What you need to do: Report every line in the listing below where the string "circle" shows up.

Collection entries:
========================================================================

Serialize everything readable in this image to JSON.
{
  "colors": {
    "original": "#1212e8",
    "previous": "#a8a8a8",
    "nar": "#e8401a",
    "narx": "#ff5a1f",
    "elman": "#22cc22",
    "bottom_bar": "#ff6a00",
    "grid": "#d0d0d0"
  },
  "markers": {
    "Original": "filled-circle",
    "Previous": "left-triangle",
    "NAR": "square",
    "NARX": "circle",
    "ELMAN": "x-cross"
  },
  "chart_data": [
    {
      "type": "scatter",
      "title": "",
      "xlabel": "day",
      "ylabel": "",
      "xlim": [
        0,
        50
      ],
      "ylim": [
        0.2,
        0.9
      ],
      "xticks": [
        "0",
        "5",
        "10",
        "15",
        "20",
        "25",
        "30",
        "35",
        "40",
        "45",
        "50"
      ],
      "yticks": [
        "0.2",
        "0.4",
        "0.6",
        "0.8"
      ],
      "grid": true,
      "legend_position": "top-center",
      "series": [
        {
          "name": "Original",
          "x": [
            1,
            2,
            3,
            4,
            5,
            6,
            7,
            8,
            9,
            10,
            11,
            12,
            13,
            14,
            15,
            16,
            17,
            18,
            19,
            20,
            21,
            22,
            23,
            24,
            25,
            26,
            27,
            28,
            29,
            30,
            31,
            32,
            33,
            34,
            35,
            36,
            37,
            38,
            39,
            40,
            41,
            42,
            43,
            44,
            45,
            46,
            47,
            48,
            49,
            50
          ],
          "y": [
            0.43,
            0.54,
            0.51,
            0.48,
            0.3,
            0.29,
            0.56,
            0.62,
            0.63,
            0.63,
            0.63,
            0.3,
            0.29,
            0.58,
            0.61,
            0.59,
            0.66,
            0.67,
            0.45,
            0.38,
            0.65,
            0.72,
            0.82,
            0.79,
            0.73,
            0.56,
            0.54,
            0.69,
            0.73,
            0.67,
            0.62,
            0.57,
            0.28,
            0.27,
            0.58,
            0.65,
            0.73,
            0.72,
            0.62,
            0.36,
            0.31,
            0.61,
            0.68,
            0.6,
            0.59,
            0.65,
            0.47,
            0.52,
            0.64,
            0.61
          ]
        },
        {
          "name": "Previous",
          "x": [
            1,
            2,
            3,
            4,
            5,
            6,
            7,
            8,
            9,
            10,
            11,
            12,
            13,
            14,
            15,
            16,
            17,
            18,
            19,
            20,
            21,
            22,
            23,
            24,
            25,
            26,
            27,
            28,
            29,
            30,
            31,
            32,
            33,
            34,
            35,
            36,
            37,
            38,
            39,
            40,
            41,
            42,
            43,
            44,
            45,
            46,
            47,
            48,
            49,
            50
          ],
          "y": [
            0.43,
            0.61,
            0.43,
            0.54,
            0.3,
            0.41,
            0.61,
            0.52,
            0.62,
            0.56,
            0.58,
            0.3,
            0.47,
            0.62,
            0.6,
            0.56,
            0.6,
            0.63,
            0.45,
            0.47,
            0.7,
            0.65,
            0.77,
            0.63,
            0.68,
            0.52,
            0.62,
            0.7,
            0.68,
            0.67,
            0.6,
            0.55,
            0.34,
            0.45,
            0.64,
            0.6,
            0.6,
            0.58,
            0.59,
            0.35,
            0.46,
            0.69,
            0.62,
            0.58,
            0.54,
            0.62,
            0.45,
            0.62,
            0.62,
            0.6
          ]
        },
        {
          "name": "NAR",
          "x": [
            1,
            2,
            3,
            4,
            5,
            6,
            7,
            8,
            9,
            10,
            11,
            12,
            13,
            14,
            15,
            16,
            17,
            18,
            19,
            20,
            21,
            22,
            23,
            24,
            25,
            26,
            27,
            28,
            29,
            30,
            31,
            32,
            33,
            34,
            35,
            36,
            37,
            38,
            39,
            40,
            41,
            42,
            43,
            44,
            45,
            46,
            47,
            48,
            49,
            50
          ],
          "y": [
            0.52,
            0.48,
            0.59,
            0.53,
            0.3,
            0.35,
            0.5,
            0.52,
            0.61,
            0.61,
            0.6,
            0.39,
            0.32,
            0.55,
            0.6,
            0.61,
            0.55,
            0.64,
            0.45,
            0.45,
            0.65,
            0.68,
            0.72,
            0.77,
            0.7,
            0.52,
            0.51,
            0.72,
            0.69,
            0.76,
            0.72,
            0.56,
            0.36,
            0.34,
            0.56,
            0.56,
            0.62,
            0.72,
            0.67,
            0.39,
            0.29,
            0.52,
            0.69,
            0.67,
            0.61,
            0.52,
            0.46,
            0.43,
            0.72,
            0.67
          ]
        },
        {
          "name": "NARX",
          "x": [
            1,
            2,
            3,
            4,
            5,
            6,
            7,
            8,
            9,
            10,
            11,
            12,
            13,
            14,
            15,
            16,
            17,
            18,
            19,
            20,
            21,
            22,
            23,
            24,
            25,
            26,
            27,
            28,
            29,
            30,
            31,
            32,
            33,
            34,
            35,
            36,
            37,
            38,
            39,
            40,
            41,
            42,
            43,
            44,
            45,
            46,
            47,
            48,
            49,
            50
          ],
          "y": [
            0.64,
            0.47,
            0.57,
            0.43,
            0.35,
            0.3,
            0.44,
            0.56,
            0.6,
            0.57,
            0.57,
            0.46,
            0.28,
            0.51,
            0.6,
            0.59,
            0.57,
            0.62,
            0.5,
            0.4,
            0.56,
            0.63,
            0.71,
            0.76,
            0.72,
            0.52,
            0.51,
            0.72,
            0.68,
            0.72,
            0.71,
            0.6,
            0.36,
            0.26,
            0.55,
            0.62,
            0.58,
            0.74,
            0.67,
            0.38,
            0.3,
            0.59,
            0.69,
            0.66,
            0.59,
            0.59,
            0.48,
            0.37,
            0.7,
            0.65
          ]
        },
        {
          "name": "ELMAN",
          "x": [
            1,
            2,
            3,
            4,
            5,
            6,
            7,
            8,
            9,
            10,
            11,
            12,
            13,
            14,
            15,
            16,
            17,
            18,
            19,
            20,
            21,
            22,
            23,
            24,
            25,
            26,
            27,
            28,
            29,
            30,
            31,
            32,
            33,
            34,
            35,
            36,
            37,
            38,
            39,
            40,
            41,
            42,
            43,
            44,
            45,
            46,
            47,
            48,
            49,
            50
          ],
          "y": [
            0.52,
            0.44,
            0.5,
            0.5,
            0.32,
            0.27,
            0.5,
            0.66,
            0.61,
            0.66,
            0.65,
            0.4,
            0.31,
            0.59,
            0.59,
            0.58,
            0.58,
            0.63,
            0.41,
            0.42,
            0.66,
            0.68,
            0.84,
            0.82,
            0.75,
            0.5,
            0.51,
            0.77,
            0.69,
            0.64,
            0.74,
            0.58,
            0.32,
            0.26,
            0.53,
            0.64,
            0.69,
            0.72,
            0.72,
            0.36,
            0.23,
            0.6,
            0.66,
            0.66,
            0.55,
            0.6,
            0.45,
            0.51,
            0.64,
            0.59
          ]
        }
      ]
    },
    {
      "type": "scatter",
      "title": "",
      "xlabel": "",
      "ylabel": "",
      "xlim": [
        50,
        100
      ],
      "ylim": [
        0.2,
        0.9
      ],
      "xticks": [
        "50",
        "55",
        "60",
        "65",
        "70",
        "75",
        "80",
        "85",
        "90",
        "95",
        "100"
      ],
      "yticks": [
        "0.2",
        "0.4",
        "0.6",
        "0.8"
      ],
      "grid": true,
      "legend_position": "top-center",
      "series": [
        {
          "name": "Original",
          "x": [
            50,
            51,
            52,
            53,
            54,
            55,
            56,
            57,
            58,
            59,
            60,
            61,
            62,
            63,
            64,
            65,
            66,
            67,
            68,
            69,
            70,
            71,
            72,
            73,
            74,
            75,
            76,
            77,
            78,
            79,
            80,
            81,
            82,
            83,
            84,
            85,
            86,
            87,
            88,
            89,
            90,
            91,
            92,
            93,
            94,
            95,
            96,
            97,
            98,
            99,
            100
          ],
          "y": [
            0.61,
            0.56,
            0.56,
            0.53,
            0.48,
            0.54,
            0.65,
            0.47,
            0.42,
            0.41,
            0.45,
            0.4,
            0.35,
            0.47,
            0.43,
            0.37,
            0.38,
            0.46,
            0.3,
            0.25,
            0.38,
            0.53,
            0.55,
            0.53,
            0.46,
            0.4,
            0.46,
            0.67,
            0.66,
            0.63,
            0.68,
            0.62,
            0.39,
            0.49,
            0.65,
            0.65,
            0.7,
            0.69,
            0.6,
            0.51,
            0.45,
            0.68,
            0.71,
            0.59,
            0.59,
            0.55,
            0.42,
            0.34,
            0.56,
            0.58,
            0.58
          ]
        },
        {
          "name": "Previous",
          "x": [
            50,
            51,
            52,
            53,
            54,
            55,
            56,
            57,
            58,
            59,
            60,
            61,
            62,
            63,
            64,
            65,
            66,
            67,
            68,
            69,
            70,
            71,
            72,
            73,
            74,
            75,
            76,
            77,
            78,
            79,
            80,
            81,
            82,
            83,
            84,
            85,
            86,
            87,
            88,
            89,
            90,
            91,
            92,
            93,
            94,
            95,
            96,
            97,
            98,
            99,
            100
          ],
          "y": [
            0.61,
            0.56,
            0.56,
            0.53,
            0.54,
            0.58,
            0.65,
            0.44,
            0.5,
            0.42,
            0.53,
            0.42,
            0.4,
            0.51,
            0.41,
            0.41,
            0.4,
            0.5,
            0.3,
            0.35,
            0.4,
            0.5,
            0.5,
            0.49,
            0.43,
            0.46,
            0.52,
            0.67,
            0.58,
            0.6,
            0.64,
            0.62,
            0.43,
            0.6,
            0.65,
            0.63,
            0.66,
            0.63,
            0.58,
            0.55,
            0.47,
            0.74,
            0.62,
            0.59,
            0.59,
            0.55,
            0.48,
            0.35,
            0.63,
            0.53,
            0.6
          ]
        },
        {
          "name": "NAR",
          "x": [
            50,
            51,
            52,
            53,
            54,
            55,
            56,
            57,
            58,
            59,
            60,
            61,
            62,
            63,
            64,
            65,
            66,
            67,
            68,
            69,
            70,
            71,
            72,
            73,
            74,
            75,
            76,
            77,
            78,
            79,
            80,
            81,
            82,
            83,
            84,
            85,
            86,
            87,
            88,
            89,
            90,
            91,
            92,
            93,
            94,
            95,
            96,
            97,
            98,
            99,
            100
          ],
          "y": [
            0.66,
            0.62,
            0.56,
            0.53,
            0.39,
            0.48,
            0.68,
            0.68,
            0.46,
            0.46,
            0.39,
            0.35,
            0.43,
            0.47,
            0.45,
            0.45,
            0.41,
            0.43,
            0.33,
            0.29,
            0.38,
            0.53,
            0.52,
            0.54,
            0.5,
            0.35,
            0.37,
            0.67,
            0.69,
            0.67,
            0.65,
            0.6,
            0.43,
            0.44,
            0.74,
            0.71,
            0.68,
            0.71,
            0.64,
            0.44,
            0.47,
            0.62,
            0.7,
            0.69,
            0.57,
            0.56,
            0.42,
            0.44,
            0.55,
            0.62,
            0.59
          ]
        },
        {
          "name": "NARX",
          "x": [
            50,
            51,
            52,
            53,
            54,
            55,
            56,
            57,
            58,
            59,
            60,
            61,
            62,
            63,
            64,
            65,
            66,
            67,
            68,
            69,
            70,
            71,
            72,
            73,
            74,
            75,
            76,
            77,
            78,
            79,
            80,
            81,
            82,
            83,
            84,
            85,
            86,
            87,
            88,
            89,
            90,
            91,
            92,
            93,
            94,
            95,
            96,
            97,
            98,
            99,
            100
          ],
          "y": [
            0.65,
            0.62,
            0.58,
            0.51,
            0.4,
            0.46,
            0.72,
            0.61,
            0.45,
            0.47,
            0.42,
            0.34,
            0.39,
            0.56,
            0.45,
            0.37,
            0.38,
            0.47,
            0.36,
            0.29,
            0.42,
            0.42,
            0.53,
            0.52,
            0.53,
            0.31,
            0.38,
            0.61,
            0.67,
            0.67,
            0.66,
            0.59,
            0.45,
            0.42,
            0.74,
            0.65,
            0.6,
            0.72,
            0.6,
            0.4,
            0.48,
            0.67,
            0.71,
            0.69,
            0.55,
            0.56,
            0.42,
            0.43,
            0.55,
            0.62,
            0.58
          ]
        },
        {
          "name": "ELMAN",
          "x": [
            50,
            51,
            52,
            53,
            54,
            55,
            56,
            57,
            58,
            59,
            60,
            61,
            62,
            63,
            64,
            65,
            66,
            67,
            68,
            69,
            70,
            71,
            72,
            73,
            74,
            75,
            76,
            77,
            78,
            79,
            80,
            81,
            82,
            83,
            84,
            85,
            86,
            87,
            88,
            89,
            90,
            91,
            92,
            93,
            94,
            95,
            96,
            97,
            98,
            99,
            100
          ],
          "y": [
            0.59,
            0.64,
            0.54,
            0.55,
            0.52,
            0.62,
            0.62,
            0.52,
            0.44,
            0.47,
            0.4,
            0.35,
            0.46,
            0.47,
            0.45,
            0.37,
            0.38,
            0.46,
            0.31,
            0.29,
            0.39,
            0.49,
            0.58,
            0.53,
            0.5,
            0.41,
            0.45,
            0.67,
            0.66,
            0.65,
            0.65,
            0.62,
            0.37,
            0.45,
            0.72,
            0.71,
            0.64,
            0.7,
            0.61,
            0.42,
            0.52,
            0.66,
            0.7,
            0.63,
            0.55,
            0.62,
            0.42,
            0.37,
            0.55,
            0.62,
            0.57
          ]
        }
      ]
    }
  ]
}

========================================================================

Final answer:
    "Original": "filled-circle",
    "NARX": "circle",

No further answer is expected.